> Text segment
Gradually realising that he had been exclusively absorbed in the technical aspects of the task, my friend began to accept that he had another duty to himself and to his business – that of developing an intelligent, proactive approach to what he would, in the past, have referred to disparagingly as ‘politics’.
Meeting your own and others’ needs
So what is ‘politics’? Definitions include ‘the use (or misuse) of power to achieve goals’, and ‘the study of influence and the influential’. I like to define it as the interactive process through which people seek
to meet their own and others’ needs.
These needs can be professional and/or personal in nature, and they can change over time. People are not always consciously aware of their needs; and even when they are, they might not choose to articulate them.
The tool I offer below provides a method for gaining valuable insights into the unique cocktail of needs of each key figure in your political landscape, to optimise your ability to influence and collaborate. This is particularly useful today, when professionals have to integrate quickly and effectively within a series of organisations over the course of their career.

> Problem to work on
In the passage on workplace politics, how does the writer define "politics"?

> Data entries

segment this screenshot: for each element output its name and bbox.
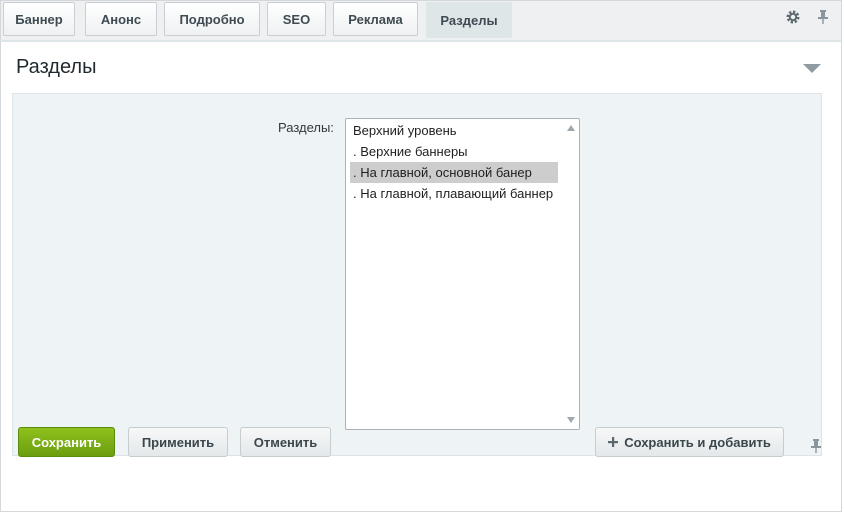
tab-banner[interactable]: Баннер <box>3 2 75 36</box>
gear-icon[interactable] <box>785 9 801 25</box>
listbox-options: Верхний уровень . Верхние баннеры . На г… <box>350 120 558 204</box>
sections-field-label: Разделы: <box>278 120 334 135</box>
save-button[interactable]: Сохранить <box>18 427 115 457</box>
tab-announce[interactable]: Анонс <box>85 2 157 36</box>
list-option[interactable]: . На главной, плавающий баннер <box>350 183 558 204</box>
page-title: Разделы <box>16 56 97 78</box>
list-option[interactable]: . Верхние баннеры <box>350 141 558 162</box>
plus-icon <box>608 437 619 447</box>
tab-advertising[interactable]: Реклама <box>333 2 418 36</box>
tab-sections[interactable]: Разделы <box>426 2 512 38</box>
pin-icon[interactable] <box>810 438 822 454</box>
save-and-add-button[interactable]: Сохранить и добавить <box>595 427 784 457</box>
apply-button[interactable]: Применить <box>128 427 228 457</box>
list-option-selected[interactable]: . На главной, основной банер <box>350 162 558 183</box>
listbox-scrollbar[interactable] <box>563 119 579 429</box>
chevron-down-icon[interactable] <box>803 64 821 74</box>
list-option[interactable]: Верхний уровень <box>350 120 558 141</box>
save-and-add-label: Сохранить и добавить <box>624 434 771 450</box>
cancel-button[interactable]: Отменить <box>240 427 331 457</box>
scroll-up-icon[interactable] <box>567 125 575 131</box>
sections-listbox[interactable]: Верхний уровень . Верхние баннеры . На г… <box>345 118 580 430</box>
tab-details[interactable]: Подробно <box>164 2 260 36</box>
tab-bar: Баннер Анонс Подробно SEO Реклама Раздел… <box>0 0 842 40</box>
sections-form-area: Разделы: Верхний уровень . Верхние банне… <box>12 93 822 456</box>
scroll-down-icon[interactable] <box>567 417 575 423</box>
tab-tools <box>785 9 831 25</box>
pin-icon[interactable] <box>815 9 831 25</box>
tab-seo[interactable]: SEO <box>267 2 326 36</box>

> Reply
As the interactive process through which people seek to meet their own and others' needs.